** What to do **
Look for the string "GOES" in the lines and copy each line that has it.

▼

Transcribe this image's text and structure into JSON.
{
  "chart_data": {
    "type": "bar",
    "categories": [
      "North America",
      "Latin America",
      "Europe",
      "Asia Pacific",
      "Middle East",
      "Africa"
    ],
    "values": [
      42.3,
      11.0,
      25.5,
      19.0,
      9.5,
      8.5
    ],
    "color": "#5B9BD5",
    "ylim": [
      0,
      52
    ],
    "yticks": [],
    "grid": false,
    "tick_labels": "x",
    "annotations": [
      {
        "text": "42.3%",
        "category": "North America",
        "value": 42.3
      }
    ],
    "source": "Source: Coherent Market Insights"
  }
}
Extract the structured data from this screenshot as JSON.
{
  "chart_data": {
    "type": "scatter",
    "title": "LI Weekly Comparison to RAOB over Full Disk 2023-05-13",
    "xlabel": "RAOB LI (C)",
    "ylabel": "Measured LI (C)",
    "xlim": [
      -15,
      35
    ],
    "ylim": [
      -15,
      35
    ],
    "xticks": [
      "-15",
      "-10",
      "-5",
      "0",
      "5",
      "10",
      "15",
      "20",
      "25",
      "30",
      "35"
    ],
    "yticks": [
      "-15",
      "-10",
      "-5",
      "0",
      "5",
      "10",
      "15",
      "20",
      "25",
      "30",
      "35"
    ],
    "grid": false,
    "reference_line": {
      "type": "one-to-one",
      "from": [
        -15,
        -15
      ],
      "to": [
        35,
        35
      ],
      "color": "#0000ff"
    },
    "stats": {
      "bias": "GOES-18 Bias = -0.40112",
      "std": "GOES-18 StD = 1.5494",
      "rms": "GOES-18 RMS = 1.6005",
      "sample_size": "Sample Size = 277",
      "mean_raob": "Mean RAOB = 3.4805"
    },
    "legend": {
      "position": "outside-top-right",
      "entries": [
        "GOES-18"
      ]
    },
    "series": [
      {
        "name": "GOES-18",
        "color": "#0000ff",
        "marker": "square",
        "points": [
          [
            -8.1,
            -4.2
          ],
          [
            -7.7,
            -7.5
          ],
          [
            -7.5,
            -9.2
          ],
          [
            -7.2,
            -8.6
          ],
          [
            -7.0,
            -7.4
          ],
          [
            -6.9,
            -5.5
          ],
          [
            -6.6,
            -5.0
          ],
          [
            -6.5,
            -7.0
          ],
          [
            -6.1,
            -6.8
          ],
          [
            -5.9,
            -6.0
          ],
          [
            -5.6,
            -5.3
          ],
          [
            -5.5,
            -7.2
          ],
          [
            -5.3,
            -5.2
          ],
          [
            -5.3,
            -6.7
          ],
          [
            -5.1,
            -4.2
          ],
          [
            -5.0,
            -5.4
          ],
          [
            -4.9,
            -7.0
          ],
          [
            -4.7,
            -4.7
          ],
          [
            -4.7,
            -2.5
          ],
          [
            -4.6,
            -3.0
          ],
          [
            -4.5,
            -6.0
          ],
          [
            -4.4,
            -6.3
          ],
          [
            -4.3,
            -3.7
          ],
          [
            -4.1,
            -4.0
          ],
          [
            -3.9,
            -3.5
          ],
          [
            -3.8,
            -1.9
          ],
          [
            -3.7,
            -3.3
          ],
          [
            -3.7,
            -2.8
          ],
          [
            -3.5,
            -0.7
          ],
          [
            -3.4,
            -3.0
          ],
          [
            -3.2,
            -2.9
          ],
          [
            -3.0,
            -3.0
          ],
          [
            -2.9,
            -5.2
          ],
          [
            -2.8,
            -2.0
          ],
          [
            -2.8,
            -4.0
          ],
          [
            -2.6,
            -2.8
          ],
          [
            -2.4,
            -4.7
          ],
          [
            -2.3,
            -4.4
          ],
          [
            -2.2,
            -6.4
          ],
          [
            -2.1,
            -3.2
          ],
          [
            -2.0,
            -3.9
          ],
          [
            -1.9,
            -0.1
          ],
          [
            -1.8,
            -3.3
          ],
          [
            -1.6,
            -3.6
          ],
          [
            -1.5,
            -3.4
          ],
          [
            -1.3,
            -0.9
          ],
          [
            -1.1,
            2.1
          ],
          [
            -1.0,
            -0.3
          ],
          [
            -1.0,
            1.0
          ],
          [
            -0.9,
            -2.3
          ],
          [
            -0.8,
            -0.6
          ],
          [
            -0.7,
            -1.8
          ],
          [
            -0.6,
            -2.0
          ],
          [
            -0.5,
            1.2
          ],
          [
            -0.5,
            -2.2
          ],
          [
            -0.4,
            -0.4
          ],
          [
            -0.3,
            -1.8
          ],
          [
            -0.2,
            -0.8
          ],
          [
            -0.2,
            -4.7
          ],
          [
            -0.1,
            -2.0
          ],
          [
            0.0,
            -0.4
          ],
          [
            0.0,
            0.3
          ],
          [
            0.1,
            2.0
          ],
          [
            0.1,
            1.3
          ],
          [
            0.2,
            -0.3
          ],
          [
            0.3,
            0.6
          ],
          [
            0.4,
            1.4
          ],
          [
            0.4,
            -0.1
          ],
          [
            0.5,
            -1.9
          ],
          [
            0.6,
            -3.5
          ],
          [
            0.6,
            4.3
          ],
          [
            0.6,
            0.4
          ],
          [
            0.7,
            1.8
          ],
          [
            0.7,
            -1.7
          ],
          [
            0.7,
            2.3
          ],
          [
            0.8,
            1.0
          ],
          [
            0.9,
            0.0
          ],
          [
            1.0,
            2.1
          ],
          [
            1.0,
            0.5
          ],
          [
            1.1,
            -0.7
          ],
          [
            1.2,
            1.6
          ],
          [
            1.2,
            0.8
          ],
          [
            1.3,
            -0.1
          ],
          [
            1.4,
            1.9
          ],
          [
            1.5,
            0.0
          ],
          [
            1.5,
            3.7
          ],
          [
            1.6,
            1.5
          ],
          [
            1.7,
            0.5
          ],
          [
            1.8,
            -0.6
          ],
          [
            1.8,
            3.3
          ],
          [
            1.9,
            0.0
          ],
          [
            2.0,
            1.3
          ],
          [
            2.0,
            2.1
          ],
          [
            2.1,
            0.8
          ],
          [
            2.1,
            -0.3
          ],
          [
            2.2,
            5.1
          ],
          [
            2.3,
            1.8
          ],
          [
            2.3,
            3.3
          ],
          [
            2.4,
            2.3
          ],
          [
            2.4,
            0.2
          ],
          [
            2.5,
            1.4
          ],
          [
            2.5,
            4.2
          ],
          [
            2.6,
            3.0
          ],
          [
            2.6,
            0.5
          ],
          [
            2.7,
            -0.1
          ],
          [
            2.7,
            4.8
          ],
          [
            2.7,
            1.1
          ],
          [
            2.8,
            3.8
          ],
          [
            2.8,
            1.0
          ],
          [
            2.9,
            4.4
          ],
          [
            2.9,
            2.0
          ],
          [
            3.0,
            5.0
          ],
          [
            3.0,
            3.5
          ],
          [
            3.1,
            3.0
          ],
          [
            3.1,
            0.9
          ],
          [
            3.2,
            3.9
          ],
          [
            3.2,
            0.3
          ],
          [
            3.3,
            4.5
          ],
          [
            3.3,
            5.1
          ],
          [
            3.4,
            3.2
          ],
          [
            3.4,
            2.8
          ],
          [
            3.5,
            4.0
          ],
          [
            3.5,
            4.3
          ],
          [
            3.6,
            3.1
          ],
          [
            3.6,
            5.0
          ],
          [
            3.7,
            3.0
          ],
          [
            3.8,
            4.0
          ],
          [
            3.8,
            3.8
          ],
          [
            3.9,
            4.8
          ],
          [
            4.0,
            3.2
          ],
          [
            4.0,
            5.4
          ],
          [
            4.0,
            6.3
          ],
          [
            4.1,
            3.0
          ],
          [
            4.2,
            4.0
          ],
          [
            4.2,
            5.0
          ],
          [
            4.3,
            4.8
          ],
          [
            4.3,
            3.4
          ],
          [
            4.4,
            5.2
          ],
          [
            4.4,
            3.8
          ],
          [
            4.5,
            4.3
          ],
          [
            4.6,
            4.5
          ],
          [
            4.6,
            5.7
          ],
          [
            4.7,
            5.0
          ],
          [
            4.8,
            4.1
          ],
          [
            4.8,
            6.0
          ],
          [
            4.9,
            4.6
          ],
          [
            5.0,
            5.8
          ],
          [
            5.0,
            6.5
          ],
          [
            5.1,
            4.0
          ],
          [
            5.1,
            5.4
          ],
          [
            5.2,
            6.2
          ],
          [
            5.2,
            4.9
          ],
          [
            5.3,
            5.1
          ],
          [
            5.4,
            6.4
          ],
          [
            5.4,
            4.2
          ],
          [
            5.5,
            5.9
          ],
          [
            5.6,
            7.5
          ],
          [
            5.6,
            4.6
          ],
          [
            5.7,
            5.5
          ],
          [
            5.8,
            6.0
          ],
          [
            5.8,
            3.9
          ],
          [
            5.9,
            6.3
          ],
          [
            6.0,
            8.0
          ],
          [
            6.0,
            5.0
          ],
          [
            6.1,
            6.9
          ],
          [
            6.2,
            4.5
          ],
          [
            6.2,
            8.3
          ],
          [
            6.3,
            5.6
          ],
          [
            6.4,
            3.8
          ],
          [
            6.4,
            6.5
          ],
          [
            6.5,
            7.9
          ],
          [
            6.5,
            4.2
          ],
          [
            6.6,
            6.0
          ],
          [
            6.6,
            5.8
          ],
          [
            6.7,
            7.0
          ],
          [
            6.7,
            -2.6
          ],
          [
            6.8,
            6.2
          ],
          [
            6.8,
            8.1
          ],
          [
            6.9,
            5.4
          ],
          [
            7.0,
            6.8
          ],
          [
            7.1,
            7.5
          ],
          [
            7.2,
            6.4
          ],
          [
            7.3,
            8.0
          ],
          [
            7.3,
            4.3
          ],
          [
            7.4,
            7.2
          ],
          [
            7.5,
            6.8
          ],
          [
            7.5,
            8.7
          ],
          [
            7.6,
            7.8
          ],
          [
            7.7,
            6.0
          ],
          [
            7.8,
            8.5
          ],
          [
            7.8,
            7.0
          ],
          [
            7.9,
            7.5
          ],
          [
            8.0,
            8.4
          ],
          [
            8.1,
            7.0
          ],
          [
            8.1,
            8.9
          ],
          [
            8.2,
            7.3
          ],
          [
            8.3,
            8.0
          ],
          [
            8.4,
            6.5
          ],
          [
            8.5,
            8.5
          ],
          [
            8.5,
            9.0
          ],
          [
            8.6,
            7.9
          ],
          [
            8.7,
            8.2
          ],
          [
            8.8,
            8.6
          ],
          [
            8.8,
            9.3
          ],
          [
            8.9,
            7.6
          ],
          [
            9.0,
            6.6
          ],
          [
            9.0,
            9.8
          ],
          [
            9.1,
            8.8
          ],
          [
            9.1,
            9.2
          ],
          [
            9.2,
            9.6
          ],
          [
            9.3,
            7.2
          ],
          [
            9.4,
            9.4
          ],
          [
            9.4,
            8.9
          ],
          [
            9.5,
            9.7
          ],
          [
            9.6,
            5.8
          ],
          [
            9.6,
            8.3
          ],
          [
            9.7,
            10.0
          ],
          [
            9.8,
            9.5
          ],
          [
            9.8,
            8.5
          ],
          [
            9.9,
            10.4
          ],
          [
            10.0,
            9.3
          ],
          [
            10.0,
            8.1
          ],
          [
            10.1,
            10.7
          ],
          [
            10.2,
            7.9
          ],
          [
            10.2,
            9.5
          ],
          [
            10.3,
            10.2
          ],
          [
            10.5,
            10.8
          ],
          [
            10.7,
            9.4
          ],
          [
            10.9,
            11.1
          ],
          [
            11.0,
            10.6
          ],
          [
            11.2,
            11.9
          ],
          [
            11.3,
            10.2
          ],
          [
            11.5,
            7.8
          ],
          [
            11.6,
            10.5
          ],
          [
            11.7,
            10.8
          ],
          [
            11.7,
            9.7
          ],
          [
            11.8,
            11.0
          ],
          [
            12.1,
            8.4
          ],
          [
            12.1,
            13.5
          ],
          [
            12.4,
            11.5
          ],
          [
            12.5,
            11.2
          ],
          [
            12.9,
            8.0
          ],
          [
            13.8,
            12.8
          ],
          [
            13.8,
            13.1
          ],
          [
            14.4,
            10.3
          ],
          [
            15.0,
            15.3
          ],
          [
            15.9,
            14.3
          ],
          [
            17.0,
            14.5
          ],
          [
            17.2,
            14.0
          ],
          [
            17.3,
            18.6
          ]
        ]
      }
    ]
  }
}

▲

** Solved exercise **
      "bias": "GOES-18 Bias = -0.40112",
      "std": "GOES-18 StD = 1.5494",
      "rms": "GOES-18 RMS = 1.6005",
        "GOES-18"
        "name": "GOES-18",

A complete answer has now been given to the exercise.